> What needs to be done
Print the lines below without any change, from the line with "- y-tick-label: 30mA: [15, 252, 48, 265]" up to and including the line with "- waveform-icon: [121, 12, 130, 20]".

(Excerpts from a layout annotation set)

+++

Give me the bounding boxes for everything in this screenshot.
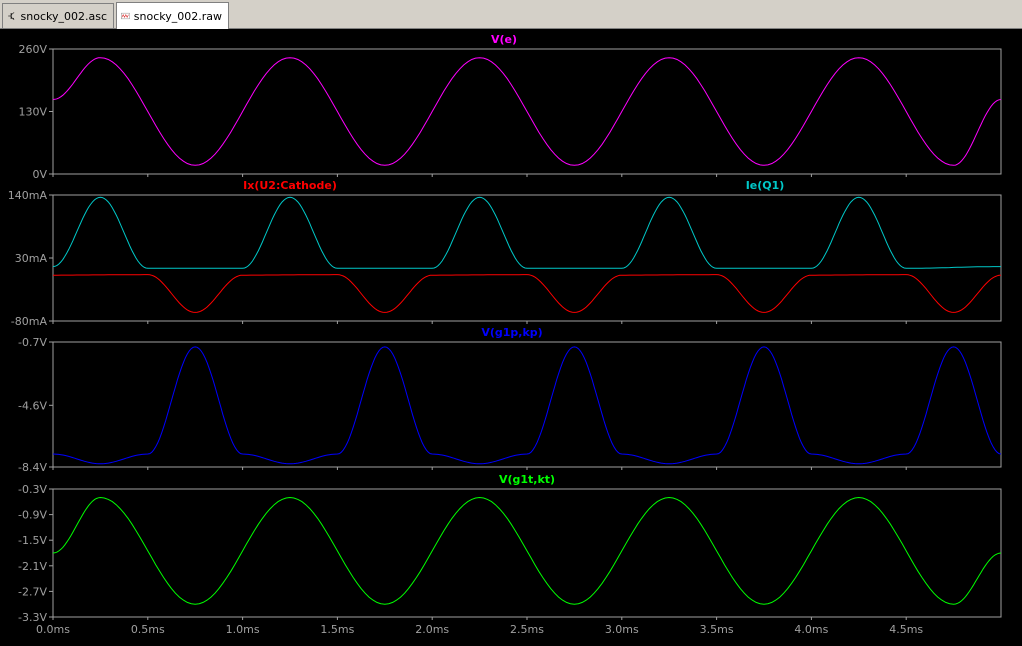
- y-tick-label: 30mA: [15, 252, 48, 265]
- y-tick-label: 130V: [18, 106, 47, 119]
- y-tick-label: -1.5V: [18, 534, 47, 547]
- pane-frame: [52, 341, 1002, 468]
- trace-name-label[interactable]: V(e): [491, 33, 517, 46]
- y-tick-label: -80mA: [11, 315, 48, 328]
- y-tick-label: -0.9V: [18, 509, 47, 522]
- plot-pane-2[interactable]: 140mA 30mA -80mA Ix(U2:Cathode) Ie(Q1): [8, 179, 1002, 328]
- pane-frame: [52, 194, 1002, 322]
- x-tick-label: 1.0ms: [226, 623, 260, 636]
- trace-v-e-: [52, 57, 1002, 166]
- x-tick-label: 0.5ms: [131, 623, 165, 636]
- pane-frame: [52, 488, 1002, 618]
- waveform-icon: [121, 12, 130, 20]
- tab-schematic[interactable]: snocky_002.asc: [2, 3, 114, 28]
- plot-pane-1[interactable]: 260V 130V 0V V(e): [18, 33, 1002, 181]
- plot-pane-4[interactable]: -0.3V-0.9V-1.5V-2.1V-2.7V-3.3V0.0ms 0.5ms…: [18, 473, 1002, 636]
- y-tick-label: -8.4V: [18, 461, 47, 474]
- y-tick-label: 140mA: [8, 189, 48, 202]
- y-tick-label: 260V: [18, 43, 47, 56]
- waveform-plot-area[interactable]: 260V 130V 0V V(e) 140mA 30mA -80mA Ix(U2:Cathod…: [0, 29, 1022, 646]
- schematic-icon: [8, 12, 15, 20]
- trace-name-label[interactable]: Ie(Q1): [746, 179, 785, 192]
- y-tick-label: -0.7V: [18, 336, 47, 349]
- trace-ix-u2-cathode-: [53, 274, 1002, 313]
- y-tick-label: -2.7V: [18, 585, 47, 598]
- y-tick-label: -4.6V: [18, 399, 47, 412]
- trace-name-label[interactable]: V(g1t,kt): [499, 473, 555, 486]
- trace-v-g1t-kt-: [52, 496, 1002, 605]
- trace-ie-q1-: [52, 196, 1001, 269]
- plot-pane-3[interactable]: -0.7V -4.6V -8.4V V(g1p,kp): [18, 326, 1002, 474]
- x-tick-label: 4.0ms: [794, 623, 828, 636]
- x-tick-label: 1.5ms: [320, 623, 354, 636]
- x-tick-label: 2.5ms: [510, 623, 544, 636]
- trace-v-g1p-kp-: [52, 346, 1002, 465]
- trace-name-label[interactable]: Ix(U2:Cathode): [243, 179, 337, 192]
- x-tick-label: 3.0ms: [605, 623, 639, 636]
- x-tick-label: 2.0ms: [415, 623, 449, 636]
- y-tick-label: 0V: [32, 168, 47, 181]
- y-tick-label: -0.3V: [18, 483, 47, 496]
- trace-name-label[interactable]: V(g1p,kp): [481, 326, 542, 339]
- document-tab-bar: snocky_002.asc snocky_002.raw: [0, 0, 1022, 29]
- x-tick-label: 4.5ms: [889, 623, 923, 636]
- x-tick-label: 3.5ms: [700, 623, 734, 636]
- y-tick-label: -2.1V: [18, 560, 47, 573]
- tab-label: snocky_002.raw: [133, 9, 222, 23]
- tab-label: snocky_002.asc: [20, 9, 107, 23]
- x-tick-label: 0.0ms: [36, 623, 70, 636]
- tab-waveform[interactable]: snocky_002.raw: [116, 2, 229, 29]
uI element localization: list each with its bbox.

+++

> Answer for this exercise
- y-tick-label: 30mA: [15, 252, 48, 265]
- y-tick-label: 130V: [18, 106, 47, 119]
- y-tick-label: -1.5V: [18, 534, 47, 547]
- pane-frame: [52, 341, 1002, 468]
- trace-name-label[interactable]: V(e): [491, 33, 517, 46]
- y-tick-label: -80mA: [11, 315, 48, 328]
- y-tick-label: -0.9V: [18, 509, 47, 522]
- plot-pane-2[interactable]: 140mA 30mA -80mA Ix(U2:Cathode) Ie(Q1): [8, 179, 1002, 328]
- pane-frame: [52, 194, 1002, 322]
- x-tick-label: 1.0ms: [226, 623, 260, 636]
- trace-v-e-: [52, 57, 1002, 166]
- x-tick-label: 0.5ms: [131, 623, 165, 636]
- pane-frame: [52, 488, 1002, 618]
- waveform-icon: [121, 12, 130, 20]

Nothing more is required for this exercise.